**** Supplied records

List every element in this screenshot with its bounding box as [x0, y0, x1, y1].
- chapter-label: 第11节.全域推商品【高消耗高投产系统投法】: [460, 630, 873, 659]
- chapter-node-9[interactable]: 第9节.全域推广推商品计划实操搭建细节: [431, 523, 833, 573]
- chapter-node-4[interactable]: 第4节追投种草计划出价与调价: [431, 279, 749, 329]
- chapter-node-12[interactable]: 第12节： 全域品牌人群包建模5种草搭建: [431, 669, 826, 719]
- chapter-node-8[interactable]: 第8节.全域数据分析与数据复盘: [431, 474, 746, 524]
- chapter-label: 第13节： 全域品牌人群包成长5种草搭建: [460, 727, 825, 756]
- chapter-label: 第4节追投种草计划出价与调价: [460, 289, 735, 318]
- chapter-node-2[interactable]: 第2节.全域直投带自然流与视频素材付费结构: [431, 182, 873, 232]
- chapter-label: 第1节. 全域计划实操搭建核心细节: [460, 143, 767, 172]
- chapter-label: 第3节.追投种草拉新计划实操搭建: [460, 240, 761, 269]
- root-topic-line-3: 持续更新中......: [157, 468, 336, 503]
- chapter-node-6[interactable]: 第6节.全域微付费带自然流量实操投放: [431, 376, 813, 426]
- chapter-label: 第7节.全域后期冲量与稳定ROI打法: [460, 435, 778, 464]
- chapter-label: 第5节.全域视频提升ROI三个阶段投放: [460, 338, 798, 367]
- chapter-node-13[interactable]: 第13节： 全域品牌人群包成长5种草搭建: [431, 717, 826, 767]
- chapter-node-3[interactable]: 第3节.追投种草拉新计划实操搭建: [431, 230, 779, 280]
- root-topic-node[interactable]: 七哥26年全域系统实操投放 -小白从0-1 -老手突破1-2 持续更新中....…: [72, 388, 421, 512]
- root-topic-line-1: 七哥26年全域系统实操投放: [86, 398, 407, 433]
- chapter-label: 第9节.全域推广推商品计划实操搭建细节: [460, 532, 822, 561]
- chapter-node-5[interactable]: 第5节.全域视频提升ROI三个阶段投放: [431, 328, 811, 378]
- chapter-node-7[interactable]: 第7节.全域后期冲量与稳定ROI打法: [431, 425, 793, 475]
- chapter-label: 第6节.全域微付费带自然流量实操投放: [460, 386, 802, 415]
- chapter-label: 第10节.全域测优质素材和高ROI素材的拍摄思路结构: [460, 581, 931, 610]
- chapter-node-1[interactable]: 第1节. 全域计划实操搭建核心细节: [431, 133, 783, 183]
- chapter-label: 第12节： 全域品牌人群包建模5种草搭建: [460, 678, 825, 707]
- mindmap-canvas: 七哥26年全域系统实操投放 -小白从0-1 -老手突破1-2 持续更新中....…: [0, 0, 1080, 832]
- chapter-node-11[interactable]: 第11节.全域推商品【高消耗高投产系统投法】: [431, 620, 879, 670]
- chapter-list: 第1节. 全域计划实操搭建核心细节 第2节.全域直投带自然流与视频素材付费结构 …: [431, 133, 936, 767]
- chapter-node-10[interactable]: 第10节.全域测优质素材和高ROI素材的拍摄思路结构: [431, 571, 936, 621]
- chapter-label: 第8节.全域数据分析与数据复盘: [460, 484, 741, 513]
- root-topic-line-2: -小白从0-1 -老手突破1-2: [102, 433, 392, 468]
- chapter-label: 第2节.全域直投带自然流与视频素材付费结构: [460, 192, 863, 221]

********

§ **Exercise**
Turn every line of the material above into a Markdown table with the columns "Row" and "Line", numbering the lines in order and omitting blank ones.

§ **Task result**
| Row | Line |
|---|---|
| 1 | List every element in this screenshot with its bounding box as [x0, y0, x1, y1]. |
| 2 | - chapter-label: 第11节.全域推商品【高消耗高投产系统投法】: [460, 630, 873, 659] |
| 3 | - chapter-node-9[interactable]: 第9节.全域推广推商品计划实操搭建细节: [431, 523, 833, 573] |
| 4 | - chapter-node-4[interactable]: 第4节追投种草计划出价与调价: [431, 279, 749, 329] |
| 5 | - chapter-node-12[interactable]: 第12节： 全域品牌人群包建模5种草搭建: [431, 669, 826, 719] |
| 6 | - chapter-node-8[interactable]: 第8节.全域数据分析与数据复盘: [431, 474, 746, 524] |
| 7 | - chapter-label: 第13节： 全域品牌人群包成长5种草搭建: [460, 727, 825, 756] |
| 8 | - chapter-label: 第4节追投种草计划出价与调价: [460, 289, 735, 318] |
| 9 | - chapter-node-2[interactable]: 第2节.全域直投带自然流与视频素材付费结构: [431, 182, 873, 232] |
| 10 | - chapter-label: 第1节. 全域计划实操搭建核心细节: [460, 143, 767, 172] |
| 11 | - chapter-label: 第3节.追投种草拉新计划实操搭建: [460, 240, 761, 269] |
| 12 | - root-topic-line-3: 持续更新中......: [157, 468, 336, 503] |
| 13 | - chapter-node-6[interactable]: 第6节.全域微付费带自然流量实操投放: [431, 376, 813, 426] |
| 14 | - chapter-label: 第7节.全域后期冲量与稳定ROI打法: [460, 435, 778, 464] |
| 15 | - chapter-label: 第5节.全域视频提升ROI三个阶段投放: [460, 338, 798, 367] |
| 16 | - chapter-node-13[interactable]: 第13节： 全域品牌人群包成长5种草搭建: [431, 717, 826, 767] |
| 17 | - chapter-node-3[interactable]: 第3节.追投种草拉新计划实操搭建: [431, 230, 779, 280] |
| 18 | - root-topic-node[interactable]: 七哥26年全域系统实操投放 -小白从0-1 -老手突破1-2 持续更新中....…: [72, 388, 421, 512] |
| 19 | - root-topic-line-1: 七哥26年全域系统实操投放: [86, 398, 407, 433] |
| 20 | - chapter-label: 第9节.全域推广推商品计划实操搭建细节: [460, 532, 822, 561] |
| 21 | - chapter-node-5[interactable]: 第5节.全域视频提升ROI三个阶段投放: [431, 328, 811, 378] |
| 22 | - chapter-node-7[interactable]: 第7节.全域后期冲量与稳定ROI打法: [431, 425, 793, 475] |
| 23 | - chapter-label: 第6节.全域微付费带自然流量实操投放: [460, 386, 802, 415] |
| 24 | - chapter-label: 第10节.全域测优质素材和高ROI素材的拍摄思路结构: [460, 581, 931, 610] |
| 25 | - chapter-node-1[interactable]: 第1节. 全域计划实操搭建核心细节: [431, 133, 783, 183] |
| 26 | - chapter-label: 第12节： 全域品牌人群包建模5种草搭建: [460, 678, 825, 707] |
| 27 | - mindmap-canvas: 七哥26年全域系统实操投放 -小白从0-1 -老手突破1-2 持续更新中....…: [0, 0, 1080, 832] |
| 28 | - chapter-node-11[interactable]: 第11节.全域推商品【高消耗高投产系统投法】: [431, 620, 879, 670] |
| 29 | - chapter-list: 第1节. 全域计划实操搭建核心细节 第2节.全域直投带自然流与视频素材付费结构 …: [431, 133, 936, 767] |
| 30 | - chapter-node-10[interactable]: 第10节.全域测优质素材和高ROI素材的拍摄思路结构: [431, 571, 936, 621] |
| 31 | - chapter-label: 第8节.全域数据分析与数据复盘: [460, 484, 741, 513] |
| 32 | - root-topic-line-2: -小白从0-1 -老手突破1-2: [102, 433, 392, 468] |
| 33 | - chapter-label: 第2节.全域直投带自然流与视频素材付费结构: [460, 192, 863, 221] |